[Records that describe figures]
▽

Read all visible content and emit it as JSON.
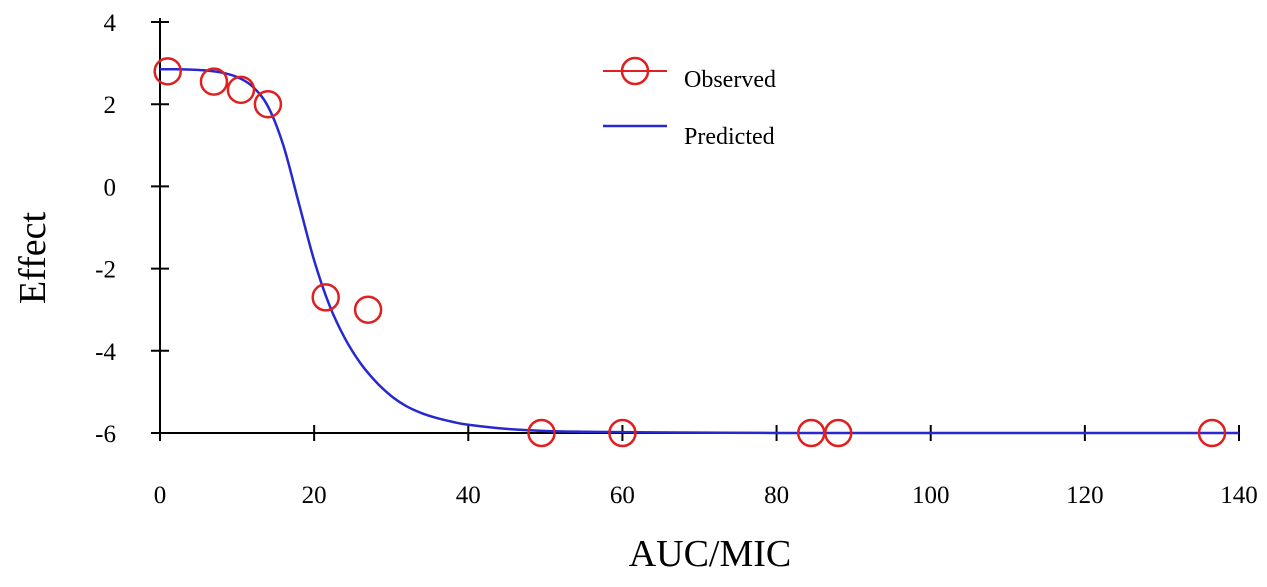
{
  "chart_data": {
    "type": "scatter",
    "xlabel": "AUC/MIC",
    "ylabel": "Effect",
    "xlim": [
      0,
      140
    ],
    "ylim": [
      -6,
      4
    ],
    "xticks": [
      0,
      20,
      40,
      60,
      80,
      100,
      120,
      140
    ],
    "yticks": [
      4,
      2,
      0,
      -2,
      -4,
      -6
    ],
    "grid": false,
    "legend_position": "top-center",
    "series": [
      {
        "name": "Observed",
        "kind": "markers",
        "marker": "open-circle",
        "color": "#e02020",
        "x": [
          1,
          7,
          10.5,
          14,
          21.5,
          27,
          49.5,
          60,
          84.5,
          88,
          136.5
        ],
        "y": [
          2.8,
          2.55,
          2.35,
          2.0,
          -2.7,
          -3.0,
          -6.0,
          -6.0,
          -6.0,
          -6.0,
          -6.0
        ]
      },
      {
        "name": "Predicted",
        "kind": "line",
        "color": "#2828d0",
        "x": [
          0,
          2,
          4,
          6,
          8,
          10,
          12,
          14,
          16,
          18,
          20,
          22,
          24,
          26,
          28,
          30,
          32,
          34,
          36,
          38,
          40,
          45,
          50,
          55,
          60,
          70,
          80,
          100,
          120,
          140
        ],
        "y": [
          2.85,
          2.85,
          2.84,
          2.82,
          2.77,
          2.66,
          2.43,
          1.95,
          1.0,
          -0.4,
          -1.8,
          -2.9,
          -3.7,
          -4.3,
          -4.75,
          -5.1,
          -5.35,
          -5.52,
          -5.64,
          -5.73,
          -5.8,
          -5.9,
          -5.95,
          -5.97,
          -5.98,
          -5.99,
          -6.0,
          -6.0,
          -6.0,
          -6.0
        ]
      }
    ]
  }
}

△
▽

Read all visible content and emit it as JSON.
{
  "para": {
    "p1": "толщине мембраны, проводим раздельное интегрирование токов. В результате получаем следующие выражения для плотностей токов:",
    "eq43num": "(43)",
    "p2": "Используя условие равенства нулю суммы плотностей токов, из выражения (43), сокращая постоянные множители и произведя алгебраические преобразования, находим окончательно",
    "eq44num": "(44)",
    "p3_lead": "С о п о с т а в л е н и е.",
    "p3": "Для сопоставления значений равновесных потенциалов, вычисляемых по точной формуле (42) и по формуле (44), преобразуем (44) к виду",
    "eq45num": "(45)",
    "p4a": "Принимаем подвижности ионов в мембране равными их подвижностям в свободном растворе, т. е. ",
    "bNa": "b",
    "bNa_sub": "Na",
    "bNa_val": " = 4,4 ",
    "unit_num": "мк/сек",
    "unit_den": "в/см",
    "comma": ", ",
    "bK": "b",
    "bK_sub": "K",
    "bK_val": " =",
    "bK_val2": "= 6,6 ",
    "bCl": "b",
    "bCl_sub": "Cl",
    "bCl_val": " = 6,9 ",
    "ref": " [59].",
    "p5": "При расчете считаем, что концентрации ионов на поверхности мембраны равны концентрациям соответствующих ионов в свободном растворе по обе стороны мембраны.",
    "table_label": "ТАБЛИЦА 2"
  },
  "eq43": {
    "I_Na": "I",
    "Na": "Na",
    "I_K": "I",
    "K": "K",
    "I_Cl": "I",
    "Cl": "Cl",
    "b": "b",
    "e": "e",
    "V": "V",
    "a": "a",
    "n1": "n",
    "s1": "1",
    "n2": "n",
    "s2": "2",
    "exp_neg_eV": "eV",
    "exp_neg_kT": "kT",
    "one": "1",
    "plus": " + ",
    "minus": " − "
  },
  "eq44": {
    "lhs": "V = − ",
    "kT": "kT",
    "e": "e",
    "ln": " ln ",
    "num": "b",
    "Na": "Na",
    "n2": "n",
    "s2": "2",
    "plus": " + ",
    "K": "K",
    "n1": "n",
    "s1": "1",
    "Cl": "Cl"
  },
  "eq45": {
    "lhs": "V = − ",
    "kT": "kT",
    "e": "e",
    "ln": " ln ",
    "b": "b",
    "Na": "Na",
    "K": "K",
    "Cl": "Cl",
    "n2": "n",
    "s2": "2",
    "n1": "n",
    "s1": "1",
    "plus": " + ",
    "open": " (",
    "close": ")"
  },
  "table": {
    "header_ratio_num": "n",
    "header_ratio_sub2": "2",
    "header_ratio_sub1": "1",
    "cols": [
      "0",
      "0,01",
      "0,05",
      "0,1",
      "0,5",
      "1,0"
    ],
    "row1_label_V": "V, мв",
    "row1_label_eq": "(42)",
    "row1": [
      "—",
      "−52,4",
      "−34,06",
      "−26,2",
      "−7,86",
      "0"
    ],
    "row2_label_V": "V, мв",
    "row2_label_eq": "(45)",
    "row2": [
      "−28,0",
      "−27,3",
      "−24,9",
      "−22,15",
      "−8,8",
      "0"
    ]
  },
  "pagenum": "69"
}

△

# STATED PROBLEM
Where a line above contains the word "мембраны", copy that line.

# EXERCISE RESPONSE
    "p1": "толщине мембраны, проводим раздельное интегрирование токов. В результате получаем следующие выражения для плотностей токов:",
    "p5": "При расчете считаем, что концентрации ионов на поверхности мембраны равны концентрациям соответствующих ионов в свободном растворе по обе стороны мембраны.",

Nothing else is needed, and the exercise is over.